## START

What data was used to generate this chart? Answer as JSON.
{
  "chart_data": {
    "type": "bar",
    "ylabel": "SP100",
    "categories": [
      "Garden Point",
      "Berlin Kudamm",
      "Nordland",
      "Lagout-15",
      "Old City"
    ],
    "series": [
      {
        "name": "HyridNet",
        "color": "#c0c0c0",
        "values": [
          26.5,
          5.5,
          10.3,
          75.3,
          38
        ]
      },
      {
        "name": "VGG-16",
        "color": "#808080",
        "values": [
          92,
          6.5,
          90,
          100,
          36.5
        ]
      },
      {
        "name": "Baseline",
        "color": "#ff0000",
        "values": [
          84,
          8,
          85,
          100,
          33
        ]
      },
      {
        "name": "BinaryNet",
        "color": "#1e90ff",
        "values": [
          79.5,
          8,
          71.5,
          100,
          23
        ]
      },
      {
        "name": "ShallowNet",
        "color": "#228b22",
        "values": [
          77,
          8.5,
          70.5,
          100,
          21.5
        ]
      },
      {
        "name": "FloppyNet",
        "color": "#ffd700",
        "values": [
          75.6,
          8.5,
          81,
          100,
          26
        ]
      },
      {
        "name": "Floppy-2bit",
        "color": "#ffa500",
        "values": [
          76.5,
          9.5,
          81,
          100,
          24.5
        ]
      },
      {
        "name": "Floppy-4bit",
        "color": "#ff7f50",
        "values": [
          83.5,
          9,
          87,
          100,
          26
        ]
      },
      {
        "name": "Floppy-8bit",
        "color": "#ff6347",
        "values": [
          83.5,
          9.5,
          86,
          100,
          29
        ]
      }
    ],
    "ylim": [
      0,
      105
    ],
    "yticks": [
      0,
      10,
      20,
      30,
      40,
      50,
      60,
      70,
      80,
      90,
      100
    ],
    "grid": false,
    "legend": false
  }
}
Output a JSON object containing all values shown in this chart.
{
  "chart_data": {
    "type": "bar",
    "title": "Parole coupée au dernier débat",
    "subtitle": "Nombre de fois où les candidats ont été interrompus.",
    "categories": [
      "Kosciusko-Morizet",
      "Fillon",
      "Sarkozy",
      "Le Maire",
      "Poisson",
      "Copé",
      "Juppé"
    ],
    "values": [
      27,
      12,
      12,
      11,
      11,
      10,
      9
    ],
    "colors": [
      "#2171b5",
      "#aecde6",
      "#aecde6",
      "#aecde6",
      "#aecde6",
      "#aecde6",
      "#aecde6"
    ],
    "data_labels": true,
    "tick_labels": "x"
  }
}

## END

■ **TASK DIRECTIONS**: Which lines contain the word "name"? Copy each of them.

■ **WRITTEN ANSWER**:
        "name": "HyridNet",
        "name": "VGG-16",
        "name": "Baseline",
        "name": "BinaryNet",
        "name": "ShallowNet",
        "name": "FloppyNet",
        "name": "Floppy-2bit",
        "name": "Floppy-4bit",
        "name": "Floppy-8bit",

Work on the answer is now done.